Write out all of the entries exactly as given.

------

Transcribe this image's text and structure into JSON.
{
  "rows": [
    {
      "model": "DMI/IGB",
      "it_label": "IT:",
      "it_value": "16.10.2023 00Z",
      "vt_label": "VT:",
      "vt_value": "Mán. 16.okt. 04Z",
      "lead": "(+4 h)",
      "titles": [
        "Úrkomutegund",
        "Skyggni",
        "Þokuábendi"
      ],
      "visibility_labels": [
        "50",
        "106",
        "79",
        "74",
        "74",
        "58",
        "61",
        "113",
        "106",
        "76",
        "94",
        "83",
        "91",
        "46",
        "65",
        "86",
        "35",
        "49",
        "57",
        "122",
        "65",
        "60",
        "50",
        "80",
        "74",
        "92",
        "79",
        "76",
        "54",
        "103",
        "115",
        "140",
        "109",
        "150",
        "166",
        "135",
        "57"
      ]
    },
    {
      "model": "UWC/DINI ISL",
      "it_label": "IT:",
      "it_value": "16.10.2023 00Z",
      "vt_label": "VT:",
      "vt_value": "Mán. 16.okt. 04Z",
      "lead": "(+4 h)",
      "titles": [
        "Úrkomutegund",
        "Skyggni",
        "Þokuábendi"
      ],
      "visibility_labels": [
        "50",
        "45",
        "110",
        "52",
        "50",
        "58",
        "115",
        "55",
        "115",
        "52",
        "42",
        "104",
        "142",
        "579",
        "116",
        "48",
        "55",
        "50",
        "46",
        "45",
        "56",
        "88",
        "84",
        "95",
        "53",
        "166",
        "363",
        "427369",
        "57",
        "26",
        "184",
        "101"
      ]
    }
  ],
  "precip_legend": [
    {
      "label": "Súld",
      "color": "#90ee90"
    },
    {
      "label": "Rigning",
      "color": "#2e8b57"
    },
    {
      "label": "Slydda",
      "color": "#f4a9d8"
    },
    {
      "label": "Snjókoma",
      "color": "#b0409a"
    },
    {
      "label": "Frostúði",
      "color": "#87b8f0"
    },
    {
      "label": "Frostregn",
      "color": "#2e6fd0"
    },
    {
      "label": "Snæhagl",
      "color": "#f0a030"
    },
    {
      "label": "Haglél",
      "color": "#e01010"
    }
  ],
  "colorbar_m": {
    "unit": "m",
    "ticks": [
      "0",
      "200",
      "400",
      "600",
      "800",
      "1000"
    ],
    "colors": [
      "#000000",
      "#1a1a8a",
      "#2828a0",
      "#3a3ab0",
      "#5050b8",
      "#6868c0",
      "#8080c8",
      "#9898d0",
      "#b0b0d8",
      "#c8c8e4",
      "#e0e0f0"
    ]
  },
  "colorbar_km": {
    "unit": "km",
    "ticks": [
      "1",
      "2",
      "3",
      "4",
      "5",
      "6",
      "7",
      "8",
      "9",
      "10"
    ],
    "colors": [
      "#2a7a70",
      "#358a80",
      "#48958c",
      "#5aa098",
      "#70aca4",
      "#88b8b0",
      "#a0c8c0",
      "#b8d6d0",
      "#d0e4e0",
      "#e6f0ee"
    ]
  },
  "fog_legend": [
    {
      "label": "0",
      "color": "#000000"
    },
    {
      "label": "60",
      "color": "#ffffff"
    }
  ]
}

------

**OUTPUT BELOW:**
Transcribe this image's text and structure into JSON.
{
  "rows": [
    {
      "model": "DMI/IGB",
      "it_label": "IT:",
      "it_value": "16.10.2023 00Z",
      "vt_label": "VT:",
      "vt_value": "Mán. 16.okt. 04Z",
      "lead": "(+4 h)",
      "titles": [
        "Úrkomutegund",
        "Skyggni",
        "Þokuábendi"
      ],
      "visibility_labels": [
        "50",
        "106",
        "79",
        "74",
        "74",
        "58",
        "61",
        "113",
        "106",
        "76",
        "94",
        "83",
        "91",
        "46",
        "65",
        "86",
        "35",
        "49",
        "57",
        "122",
        "65",
        "60",
        "50",
        "80",
        "74",
        "92",
        "79",
        "76",
        "54",
        "103",
        "115",
        "140",
        "109",
        "150",
        "166",
        "135",
        "57"
      ]
    },
    {
      "model": "UWC/DINI ISL",
      "it_label": "IT:",
      "it_value": "16.10.2023 00Z",
      "vt_label": "VT:",
      "vt_value": "Mán. 16.okt. 04Z",
      "lead": "(+4 h)",
      "titles": [
        "Úrkomutegund",
        "Skyggni",
        "Þokuábendi"
      ],
      "visibility_labels": [
        "50",
        "45",
        "110",
        "52",
        "50",
        "58",
        "115",
        "55",
        "115",
        "52",
        "42",
        "104",
        "142",
        "579",
        "116",
        "48",
        "55",
        "50",
        "46",
        "45",
        "56",
        "88",
        "84",
        "95",
        "53",
        "166",
        "363",
        "427369",
        "57",
        "26",
        "184",
        "101"
      ]
    }
  ],
  "precip_legend": [
    {
      "label": "Súld",
      "color": "#90ee90"
    },
    {
      "label": "Rigning",
      "color": "#2e8b57"
    },
    {
      "label": "Slydda",
      "color": "#f4a9d8"
    },
    {
      "label": "Snjókoma",
      "color": "#b0409a"
    },
    {
      "label": "Frostúði",
      "color": "#87b8f0"
    },
    {
      "label": "Frostregn",
      "color": "#2e6fd0"
    },
    {
      "label": "Snæhagl",
      "color": "#f0a030"
    },
    {
      "label": "Haglél",
      "color": "#e01010"
    }
  ],
  "colorbar_m": {
    "unit": "m",
    "ticks": [
      "0",
      "200",
      "400",
      "600",
      "800",
      "1000"
    ],
    "colors": [
      "#000000",
      "#1a1a8a",
      "#2828a0",
      "#3a3ab0",
      "#5050b8",
      "#6868c0",
      "#8080c8",
      "#9898d0",
      "#b0b0d8",
      "#c8c8e4",
      "#e0e0f0"
    ]
  },
  "colorbar_km": {
    "unit": "km",
    "ticks": [
      "1",
      "2",
      "3",
      "4",
      "5",
      "6",
      "7",
      "8",
      "9",
      "10"
    ],
    "colors": [
      "#2a7a70",
      "#358a80",
      "#48958c",
      "#5aa098",
      "#70aca4",
      "#88b8b0",
      "#a0c8c0",
      "#b8d6d0",
      "#d0e4e0",
      "#e6f0ee"
    ]
  },
  "fog_legend": [
    {
      "label": "0",
      "color": "#000000"
    },
    {
      "label": "60",
      "color": "#ffffff"
    }
  ]
}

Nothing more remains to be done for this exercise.